**Given request**
Count the lines that hold the string "Monsoon". Reply with the number alone.

⟨

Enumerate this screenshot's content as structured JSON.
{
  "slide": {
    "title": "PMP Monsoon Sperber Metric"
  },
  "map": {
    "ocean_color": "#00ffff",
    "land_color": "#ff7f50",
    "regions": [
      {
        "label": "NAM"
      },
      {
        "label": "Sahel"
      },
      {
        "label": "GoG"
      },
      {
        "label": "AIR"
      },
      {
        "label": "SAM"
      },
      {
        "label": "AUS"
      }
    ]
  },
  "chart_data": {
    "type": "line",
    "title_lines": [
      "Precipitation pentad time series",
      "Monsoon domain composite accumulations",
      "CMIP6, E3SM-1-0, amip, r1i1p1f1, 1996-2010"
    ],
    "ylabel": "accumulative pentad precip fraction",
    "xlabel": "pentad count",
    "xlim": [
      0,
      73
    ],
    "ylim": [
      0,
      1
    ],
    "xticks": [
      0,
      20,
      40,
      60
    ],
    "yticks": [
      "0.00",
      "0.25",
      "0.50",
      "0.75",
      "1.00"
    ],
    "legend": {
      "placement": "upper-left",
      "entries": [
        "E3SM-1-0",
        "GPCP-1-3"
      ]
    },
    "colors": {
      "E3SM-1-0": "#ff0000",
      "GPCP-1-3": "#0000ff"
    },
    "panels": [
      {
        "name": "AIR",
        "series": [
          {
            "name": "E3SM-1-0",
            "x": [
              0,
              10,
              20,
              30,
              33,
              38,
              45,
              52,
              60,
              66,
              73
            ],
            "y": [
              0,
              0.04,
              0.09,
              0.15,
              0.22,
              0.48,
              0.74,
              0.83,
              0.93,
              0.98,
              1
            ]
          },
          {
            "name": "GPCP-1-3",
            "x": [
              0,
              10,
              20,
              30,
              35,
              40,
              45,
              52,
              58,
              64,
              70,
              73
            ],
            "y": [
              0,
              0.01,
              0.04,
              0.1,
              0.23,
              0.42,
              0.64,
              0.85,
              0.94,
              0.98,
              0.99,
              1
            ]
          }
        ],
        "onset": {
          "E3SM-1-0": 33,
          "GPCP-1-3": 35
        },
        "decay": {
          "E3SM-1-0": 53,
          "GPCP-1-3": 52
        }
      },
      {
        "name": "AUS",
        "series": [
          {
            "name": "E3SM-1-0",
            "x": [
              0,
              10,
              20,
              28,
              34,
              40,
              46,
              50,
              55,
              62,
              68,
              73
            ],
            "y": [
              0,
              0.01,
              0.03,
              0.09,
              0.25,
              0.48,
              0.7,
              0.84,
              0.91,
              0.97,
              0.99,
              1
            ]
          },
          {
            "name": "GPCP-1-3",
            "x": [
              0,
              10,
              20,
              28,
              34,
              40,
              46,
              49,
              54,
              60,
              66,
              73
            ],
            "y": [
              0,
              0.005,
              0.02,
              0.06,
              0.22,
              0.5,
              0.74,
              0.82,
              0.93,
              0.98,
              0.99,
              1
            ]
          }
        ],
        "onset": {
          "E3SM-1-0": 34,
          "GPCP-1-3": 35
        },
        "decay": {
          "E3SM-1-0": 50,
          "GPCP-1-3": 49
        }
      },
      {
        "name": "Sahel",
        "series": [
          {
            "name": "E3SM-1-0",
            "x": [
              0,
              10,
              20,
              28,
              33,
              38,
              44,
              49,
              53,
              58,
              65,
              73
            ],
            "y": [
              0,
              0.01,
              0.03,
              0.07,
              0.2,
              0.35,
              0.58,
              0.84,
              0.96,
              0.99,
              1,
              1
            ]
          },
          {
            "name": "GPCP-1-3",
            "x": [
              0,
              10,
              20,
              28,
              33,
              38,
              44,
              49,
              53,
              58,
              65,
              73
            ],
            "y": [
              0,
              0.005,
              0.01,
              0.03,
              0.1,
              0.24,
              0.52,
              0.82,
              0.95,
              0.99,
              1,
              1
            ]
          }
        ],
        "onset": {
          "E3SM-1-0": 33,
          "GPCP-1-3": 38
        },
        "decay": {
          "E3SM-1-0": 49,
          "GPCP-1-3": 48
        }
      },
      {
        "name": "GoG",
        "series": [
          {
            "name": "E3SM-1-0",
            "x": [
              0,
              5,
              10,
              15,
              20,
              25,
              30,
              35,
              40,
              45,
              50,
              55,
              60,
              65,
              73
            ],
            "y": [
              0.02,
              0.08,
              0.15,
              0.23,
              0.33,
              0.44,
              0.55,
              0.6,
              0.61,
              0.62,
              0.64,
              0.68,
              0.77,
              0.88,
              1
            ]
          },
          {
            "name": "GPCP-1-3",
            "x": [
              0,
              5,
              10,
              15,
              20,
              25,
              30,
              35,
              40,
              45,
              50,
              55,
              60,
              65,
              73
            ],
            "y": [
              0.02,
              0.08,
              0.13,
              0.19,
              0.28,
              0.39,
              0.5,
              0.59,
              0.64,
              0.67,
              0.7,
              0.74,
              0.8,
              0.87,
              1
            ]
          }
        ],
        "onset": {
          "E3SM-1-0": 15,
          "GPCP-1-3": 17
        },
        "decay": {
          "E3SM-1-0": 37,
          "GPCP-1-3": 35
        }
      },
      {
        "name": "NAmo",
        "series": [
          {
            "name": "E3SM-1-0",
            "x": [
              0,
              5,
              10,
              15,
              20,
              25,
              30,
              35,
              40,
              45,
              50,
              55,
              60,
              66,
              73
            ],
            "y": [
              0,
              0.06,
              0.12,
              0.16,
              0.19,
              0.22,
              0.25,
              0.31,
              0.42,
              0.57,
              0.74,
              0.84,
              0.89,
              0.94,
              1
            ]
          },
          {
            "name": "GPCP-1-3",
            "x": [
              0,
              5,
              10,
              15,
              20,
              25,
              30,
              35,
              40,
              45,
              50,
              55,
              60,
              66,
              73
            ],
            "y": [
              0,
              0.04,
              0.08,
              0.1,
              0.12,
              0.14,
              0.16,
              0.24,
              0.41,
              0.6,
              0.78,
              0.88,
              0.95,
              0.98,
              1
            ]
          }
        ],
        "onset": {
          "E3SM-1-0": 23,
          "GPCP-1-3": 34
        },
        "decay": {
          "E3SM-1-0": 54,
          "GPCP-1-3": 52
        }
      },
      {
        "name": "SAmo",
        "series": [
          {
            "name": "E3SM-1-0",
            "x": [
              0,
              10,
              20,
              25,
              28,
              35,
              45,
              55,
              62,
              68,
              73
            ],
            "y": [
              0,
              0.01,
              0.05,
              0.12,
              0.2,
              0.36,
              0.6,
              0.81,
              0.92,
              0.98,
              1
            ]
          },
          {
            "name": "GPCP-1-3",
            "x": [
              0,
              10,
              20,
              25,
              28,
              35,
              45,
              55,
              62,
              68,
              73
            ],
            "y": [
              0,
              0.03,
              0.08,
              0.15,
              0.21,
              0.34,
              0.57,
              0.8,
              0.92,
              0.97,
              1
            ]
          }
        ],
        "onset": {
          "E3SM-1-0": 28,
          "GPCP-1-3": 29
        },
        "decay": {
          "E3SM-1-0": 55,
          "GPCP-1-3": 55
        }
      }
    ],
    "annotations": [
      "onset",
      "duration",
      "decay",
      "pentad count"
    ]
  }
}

⟩

**In response**
2